## Provided entries
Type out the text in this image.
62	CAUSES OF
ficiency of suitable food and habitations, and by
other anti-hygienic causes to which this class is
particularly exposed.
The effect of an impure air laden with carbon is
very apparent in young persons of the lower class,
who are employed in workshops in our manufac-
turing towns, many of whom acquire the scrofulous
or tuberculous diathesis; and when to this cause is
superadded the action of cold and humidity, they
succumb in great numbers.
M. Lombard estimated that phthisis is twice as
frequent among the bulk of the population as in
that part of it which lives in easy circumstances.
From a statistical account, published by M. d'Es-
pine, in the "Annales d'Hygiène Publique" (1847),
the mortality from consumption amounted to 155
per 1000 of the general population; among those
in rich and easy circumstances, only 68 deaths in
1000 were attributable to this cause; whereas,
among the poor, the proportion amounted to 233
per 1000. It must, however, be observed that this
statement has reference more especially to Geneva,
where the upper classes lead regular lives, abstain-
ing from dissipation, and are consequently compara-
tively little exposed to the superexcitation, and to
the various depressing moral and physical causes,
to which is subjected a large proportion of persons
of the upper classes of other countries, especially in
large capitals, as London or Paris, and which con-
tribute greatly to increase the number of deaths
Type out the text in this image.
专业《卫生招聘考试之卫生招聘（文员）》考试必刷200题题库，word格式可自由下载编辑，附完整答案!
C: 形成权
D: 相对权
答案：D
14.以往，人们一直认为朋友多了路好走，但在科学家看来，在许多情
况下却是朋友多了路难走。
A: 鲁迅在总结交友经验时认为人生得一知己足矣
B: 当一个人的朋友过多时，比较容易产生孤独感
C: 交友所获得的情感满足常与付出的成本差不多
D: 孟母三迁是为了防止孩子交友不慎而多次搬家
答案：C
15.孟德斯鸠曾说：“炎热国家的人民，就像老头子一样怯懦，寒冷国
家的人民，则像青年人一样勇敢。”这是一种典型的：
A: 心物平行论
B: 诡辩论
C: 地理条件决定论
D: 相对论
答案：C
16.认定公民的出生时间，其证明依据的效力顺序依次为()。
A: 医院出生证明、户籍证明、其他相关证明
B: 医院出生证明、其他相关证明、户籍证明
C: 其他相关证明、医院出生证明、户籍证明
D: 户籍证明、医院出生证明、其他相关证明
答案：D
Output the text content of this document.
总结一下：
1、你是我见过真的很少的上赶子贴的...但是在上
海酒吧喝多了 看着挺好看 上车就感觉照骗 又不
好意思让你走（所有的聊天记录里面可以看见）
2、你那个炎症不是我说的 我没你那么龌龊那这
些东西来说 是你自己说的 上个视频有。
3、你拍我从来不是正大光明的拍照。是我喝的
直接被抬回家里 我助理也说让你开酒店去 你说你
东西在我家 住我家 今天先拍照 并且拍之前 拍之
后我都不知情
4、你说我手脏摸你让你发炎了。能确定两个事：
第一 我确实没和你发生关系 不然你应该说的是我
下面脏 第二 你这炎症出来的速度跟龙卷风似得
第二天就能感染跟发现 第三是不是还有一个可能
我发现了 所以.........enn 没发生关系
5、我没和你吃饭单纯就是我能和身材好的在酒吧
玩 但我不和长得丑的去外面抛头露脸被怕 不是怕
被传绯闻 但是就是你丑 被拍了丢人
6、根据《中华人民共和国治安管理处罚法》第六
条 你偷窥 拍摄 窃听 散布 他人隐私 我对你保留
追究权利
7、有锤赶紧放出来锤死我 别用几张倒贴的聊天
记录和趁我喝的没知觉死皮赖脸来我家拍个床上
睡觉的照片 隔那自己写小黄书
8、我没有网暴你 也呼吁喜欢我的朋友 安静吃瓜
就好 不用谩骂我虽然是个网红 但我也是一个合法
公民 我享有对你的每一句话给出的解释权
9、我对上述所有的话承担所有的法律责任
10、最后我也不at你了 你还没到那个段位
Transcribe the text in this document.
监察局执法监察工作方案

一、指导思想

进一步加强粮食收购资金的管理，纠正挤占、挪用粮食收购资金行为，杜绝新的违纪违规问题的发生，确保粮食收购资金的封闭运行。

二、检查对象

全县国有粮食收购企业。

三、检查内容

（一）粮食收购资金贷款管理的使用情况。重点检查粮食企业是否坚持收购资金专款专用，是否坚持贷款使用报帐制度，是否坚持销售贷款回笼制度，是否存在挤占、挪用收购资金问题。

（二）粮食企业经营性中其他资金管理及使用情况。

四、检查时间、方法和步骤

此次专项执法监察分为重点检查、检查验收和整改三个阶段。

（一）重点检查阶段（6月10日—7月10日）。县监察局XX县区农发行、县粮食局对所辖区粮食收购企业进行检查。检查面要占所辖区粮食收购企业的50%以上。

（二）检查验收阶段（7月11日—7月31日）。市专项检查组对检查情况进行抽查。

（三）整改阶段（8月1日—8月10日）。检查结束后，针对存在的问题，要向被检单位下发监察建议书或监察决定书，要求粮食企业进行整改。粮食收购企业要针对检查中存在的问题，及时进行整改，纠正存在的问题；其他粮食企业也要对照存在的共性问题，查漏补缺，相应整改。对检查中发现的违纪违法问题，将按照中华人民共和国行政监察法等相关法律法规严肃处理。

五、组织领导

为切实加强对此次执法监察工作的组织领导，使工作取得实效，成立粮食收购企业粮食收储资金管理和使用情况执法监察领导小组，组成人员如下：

## Problem description
Print the complete listing again, exactly as it stands.

## Solution to this problem
Type out the text in this image.
62	CAUSES OF
ficiency of suitable food and habitations, and by
other anti-hygienic causes to which this class is
particularly exposed.
The effect of an impure air laden with carbon is
very apparent in young persons of the lower class,
who are employed in workshops in our manufac-
turing towns, many of whom acquire the scrofulous
or tuberculous diathesis; and when to this cause is
superadded the action of cold and humidity, they
succumb in great numbers.
M. Lombard estimated that phthisis is twice as
frequent among the bulk of the population as in
that part of it which lives in easy circumstances.
From a statistical account, published by M. d'Es-
pine, in the "Annales d'Hygiène Publique" (1847),
the mortality from consumption amounted to 155
per 1000 of the general population; among those
in rich and easy circumstances, only 68 deaths in
1000 were attributable to this cause; whereas,
among the poor, the proportion amounted to 233
per 1000. It must, however, be observed that this
statement has reference more especially to Geneva,
where the upper classes lead regular lives, abstain-
ing from dissipation, and are consequently compara-
tively little exposed to the superexcitation, and to
the various depressing moral and physical causes,
to which is subjected a large proportion of persons
of the upper classes of other countries, especially in
large capitals, as London or Paris, and which con-
tribute greatly to increase the number of deaths
Type out the text in this image.
专业《卫生招聘考试之卫生招聘（文员）》考试必刷200题题库，word格式可自由下载编辑，附完整答案!
C: 形成权
D: 相对权
答案：D
14.以往，人们一直认为朋友多了路好走，但在科学家看来，在许多情
况下却是朋友多了路难走。
A: 鲁迅在总结交友经验时认为人生得一知己足矣
B: 当一个人的朋友过多时，比较容易产生孤独感
C: 交友所获得的情感满足常与付出的成本差不多
D: 孟母三迁是为了防止孩子交友不慎而多次搬家
答案：C
15.孟德斯鸠曾说：“炎热国家的人民，就像老头子一样怯懦，寒冷国
家的人民，则像青年人一样勇敢。”这是一种典型的：
A: 心物平行论
B: 诡辩论
C: 地理条件决定论
D: 相对论
答案：C
16.认定公民的出生时间，其证明依据的效力顺序依次为()。
A: 医院出生证明、户籍证明、其他相关证明
B: 医院出生证明、其他相关证明、户籍证明
C: 其他相关证明、医院出生证明、户籍证明
D: 户籍证明、医院出生证明、其他相关证明
答案：D
Output the text content of this document.
总结一下：
1、你是我见过真的很少的上赶子贴的...但是在上
海酒吧喝多了 看着挺好看 上车就感觉照骗 又不
好意思让你走（所有的聊天记录里面可以看见）
2、你那个炎症不是我说的 我没你那么龌龊那这
些东西来说 是你自己说的 上个视频有。
3、你拍我从来不是正大光明的拍照。是我喝的
直接被抬回家里 我助理也说让你开酒店去 你说你
东西在我家 住我家 今天先拍照 并且拍之前 拍之
后我都不知情
4、你说我手脏摸你让你发炎了。能确定两个事：
第一 我确实没和你发生关系 不然你应该说的是我
下面脏 第二 你这炎症出来的速度跟龙卷风似得
第二天就能感染跟发现 第三是不是还有一个可能
我发现了 所以.........enn 没发生关系
5、我没和你吃饭单纯就是我能和身材好的在酒吧
玩 但我不和长得丑的去外面抛头露脸被怕 不是怕
被传绯闻 但是就是你丑 被拍了丢人
6、根据《中华人民共和国治安管理处罚法》第六
条 你偷窥 拍摄 窃听 散布 他人隐私 我对你保留
追究权利
7、有锤赶紧放出来锤死我 别用几张倒贴的聊天
记录和趁我喝的没知觉死皮赖脸来我家拍个床上
睡觉的照片 隔那自己写小黄书
8、我没有网暴你 也呼吁喜欢我的朋友 安静吃瓜
就好 不用谩骂我虽然是个网红 但我也是一个合法
公民 我享有对你的每一句话给出的解释权
9、我对上述所有的话承担所有的法律责任
10、最后我也不at你了 你还没到那个段位
Transcribe the text in this document.
监察局执法监察工作方案

一、指导思想

进一步加强粮食收购资金的管理，纠正挤占、挪用粮食收购资金行为，杜绝新的违纪违规问题的发生，确保粮食收购资金的封闭运行。

二、检查对象

全县国有粮食收购企业。

三、检查内容

（一）粮食收购资金贷款管理的使用情况。重点检查粮食企业是否坚持收购资金专款专用，是否坚持贷款使用报帐制度，是否坚持销售贷款回笼制度，是否存在挤占、挪用收购资金问题。

（二）粮食企业经营性中其他资金管理及使用情况。

四、检查时间、方法和步骤

此次专项执法监察分为重点检查、检查验收和整改三个阶段。

（一）重点检查阶段（6月10日—7月10日）。县监察局XX县区农发行、县粮食局对所辖区粮食收购企业进行检查。检查面要占所辖区粮食收购企业的50%以上。

（二）检查验收阶段（7月11日—7月31日）。市专项检查组对检查情况进行抽查。

（三）整改阶段（8月1日—8月10日）。检查结束后，针对存在的问题，要向被检单位下发监察建议书或监察决定书，要求粮食企业进行整改。粮食收购企业要针对检查中存在的问题，及时进行整改，纠正存在的问题；其他粮食企业也要对照存在的共性问题，查漏补缺，相应整改。对检查中发现的违纪违法问题，将按照中华人民共和国行政监察法等相关法律法规严肃处理。

五、组织领导

为切实加强对此次执法监察工作的组织领导，使工作取得实效，成立粮食收购企业粮食收储资金管理和使用情况执法监察领导小组，组成人员如下：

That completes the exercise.